- [Work to do]: Find the lines with "واحتجوا" in them and copy them out.

Stored items:
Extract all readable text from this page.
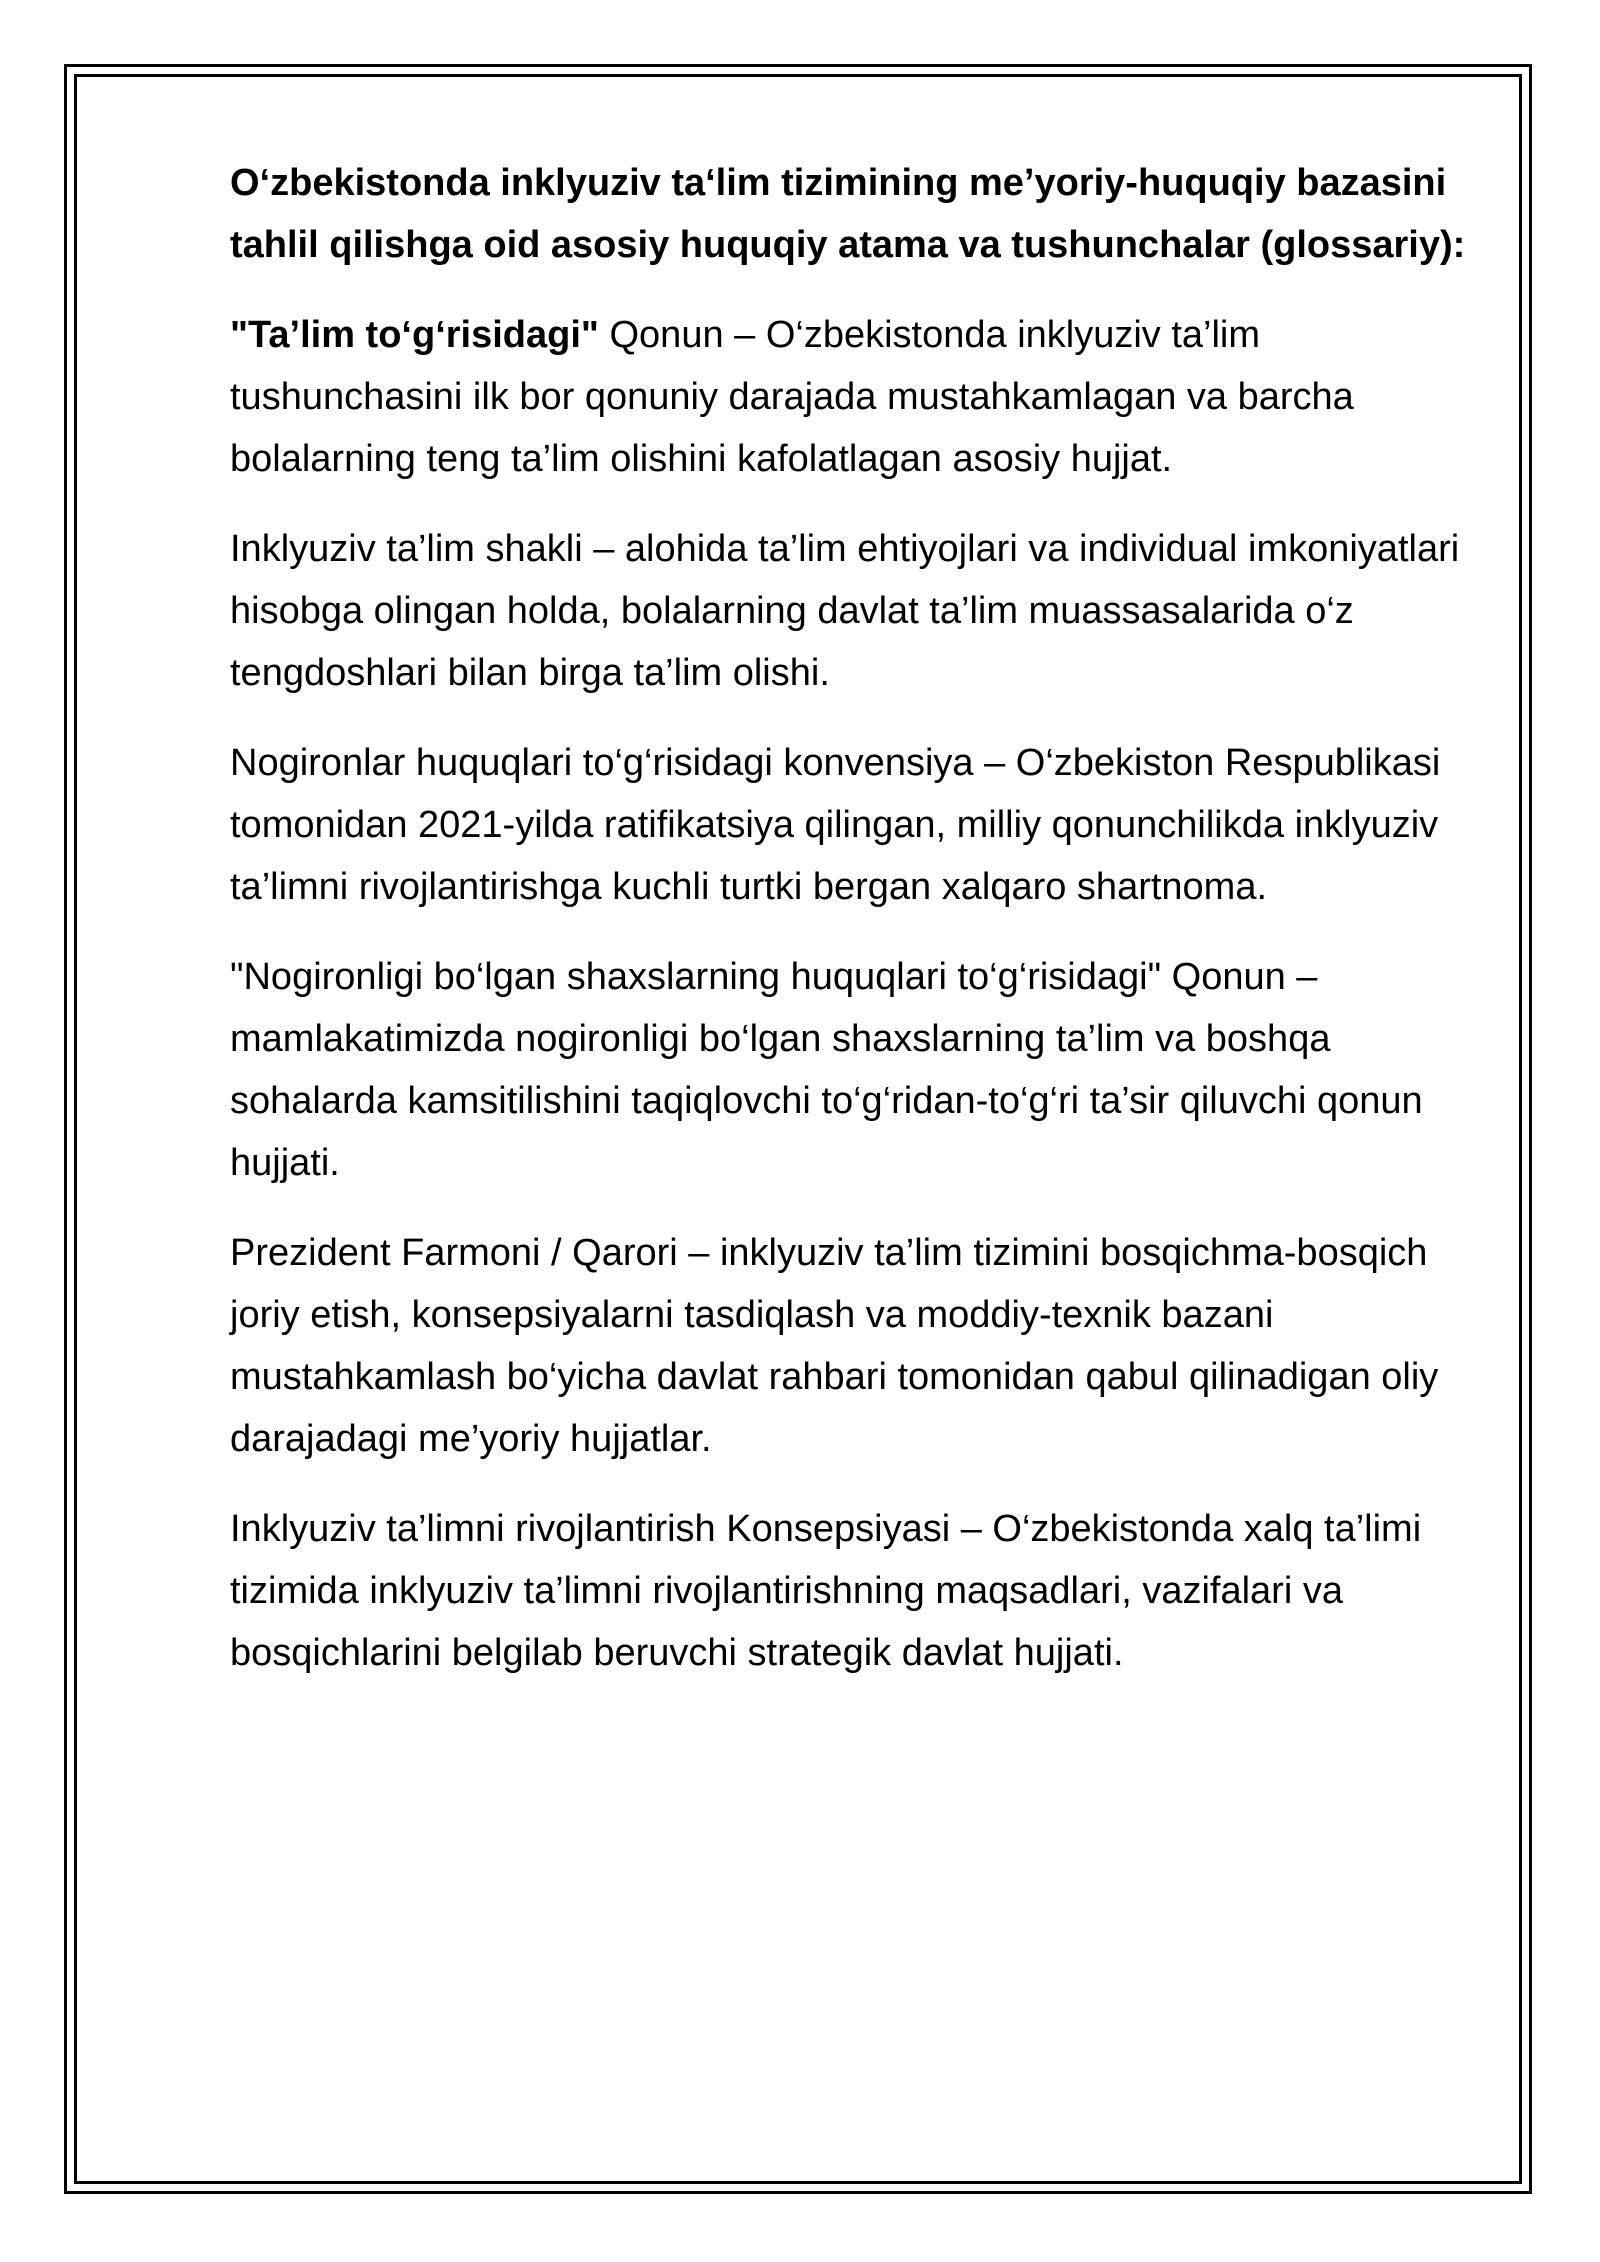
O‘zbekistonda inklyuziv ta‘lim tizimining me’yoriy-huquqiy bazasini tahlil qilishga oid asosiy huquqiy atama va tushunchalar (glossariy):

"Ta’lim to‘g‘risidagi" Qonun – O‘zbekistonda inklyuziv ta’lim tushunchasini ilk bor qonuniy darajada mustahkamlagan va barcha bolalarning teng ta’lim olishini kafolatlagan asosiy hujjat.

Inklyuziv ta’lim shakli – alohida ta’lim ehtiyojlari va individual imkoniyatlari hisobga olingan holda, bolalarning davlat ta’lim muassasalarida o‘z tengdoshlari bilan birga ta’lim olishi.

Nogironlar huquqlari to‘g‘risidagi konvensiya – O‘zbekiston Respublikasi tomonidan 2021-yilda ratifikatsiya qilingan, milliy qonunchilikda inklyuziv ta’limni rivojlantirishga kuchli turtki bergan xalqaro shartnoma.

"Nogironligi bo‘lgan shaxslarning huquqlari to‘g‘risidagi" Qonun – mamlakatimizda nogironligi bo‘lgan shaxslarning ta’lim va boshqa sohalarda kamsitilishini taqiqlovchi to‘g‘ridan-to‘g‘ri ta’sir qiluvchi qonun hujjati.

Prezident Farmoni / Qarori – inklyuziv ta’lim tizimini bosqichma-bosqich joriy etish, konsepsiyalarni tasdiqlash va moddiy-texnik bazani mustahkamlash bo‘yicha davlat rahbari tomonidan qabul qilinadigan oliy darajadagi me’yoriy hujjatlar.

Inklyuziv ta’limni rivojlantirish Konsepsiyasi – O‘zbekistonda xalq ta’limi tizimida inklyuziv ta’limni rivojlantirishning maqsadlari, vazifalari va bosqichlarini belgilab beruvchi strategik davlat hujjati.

---

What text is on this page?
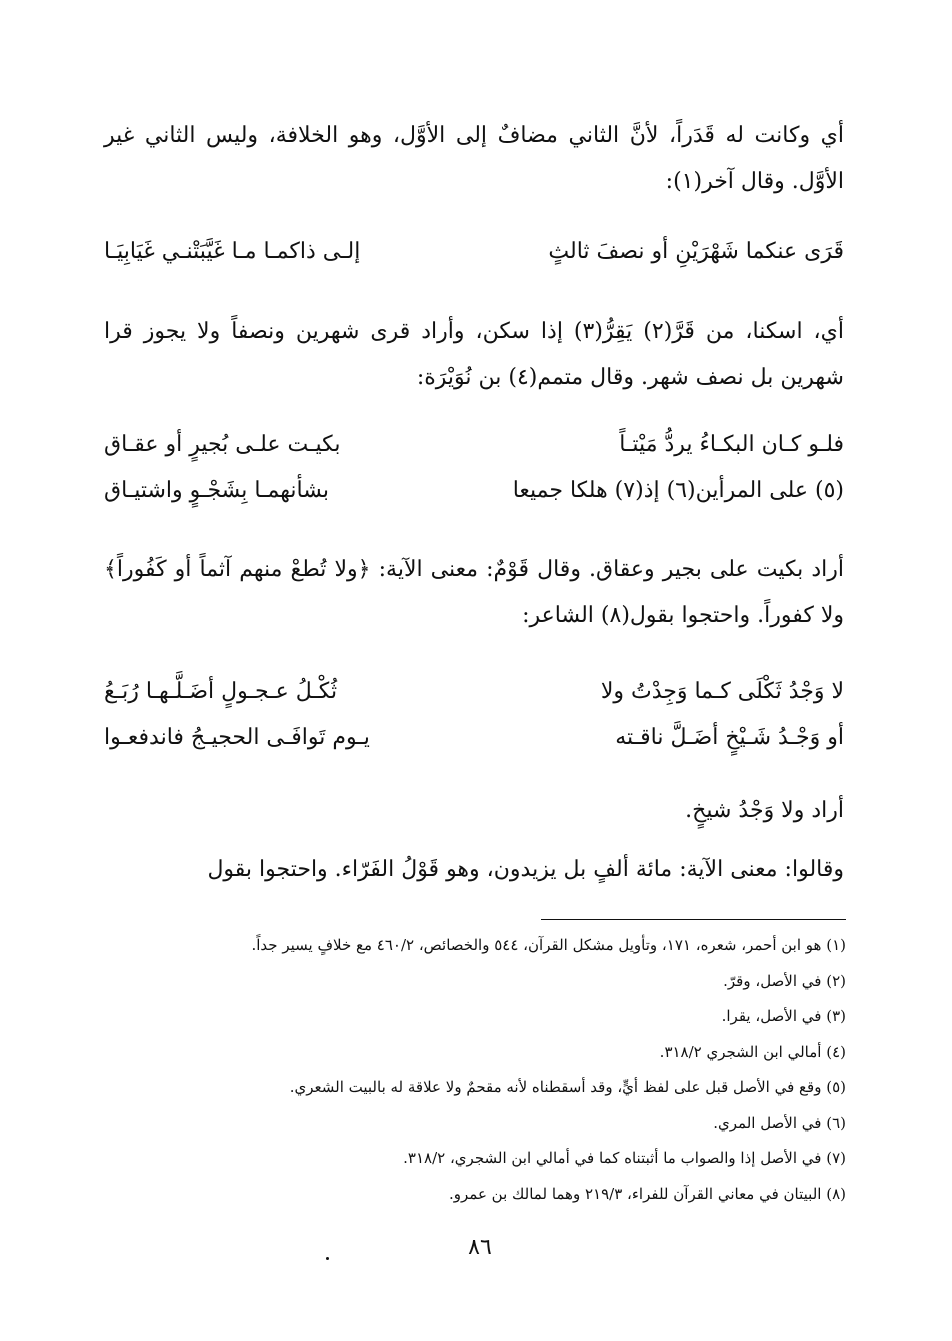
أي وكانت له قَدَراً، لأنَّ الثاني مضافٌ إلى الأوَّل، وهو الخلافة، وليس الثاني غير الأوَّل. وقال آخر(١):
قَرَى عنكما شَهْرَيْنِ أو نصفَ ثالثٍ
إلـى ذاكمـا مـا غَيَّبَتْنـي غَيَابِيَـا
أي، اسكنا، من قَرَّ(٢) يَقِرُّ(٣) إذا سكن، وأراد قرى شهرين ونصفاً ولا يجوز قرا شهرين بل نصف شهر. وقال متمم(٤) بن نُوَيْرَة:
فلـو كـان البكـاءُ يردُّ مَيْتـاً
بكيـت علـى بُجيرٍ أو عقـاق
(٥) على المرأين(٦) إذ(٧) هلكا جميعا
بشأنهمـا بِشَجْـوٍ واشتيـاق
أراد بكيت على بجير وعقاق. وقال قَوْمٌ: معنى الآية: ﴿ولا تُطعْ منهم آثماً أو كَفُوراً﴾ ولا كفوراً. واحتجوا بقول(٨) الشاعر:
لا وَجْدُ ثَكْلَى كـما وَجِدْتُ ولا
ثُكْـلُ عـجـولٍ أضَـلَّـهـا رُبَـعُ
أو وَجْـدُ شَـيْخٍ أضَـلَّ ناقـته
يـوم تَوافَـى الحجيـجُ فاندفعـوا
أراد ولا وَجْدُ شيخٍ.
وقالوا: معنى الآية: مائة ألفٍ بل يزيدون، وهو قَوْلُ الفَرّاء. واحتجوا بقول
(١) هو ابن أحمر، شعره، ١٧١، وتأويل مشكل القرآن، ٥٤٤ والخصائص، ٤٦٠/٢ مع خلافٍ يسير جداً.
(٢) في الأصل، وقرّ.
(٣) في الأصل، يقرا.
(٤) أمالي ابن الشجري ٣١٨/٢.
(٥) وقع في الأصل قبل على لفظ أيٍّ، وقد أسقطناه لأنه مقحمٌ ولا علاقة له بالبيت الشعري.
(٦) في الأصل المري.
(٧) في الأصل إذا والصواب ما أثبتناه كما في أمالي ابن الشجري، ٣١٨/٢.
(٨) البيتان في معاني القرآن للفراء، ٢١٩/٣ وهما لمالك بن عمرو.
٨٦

--

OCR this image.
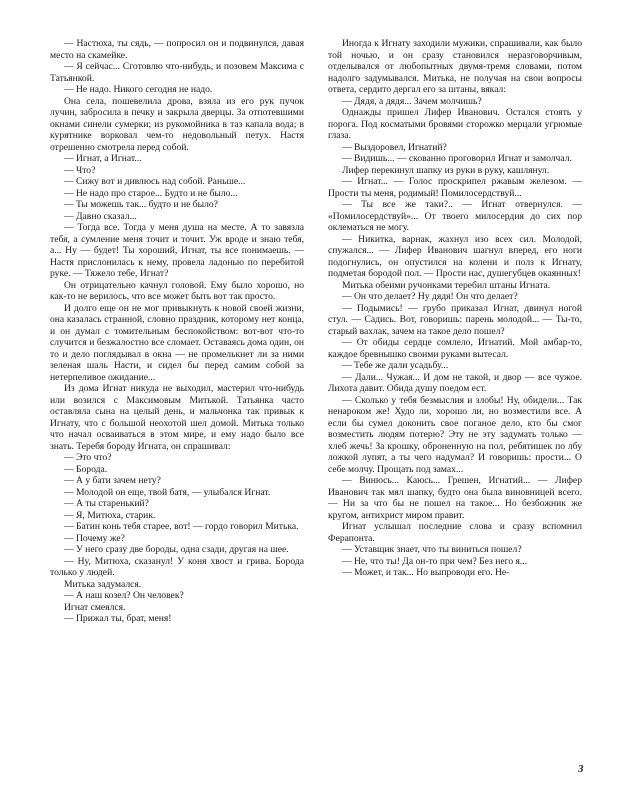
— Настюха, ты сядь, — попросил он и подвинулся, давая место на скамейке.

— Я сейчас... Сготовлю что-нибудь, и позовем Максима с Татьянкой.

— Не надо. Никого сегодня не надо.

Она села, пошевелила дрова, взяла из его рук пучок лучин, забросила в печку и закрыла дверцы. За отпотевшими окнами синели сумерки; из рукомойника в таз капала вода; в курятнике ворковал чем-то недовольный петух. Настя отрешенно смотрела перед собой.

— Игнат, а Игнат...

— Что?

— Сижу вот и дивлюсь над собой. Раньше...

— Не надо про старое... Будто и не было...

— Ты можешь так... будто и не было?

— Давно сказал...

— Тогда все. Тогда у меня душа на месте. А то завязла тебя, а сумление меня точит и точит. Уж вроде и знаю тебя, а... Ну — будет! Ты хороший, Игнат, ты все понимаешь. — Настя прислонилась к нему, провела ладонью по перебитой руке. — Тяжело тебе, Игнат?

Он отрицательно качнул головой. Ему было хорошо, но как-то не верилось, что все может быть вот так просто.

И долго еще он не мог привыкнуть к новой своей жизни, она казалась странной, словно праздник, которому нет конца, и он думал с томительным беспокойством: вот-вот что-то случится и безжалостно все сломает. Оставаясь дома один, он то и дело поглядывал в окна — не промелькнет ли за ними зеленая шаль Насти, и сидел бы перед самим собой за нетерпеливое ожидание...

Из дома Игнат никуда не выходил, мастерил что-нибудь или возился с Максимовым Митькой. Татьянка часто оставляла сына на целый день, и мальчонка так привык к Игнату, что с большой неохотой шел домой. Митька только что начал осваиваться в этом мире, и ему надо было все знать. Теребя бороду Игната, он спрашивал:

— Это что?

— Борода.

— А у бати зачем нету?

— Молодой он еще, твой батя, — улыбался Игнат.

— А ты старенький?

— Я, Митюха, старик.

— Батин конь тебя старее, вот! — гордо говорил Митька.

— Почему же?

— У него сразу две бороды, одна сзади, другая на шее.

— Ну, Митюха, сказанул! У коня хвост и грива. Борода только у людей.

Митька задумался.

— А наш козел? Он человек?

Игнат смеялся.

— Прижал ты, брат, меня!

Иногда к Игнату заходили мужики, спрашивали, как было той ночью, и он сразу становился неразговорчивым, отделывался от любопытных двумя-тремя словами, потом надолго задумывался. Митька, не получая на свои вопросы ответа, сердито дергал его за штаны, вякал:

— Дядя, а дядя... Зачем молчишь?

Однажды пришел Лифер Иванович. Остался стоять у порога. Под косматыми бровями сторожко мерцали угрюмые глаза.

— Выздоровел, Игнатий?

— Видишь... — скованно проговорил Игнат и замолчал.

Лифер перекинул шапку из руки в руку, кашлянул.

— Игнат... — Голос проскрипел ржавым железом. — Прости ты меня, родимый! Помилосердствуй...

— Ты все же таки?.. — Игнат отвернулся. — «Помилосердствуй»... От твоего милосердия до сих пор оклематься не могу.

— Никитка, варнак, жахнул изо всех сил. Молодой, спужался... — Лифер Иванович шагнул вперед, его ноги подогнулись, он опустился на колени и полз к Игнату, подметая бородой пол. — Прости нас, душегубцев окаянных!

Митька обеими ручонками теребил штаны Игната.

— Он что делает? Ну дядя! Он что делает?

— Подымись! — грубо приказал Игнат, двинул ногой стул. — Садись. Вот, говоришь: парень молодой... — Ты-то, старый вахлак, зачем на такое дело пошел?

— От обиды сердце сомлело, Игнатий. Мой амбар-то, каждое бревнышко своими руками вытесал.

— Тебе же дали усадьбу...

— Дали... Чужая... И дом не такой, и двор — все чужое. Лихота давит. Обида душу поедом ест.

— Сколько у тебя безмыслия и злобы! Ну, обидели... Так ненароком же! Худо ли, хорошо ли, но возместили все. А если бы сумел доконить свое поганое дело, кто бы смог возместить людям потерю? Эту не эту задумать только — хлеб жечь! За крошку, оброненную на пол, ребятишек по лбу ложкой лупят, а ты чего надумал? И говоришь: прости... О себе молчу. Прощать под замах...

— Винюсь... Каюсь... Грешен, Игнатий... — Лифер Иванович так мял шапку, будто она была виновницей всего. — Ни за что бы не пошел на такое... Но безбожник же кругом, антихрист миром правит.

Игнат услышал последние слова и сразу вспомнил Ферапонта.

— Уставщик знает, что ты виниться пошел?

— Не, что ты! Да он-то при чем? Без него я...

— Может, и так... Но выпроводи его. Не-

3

- [Solution for this task]:
أراد بكيت على بجير وعقاق. وقال قَوْمٌ: معنى الآية: ﴿ولا تُطعْ منهم آثماً أو كَفُوراً﴾ ولا كفوراً. واحتجوا بقول(٨) الشاعر:
وقالوا: معنى الآية: مائة ألفٍ بل يزيدون، وهو قَوْلُ الفَرّاء. واحتجوا بقول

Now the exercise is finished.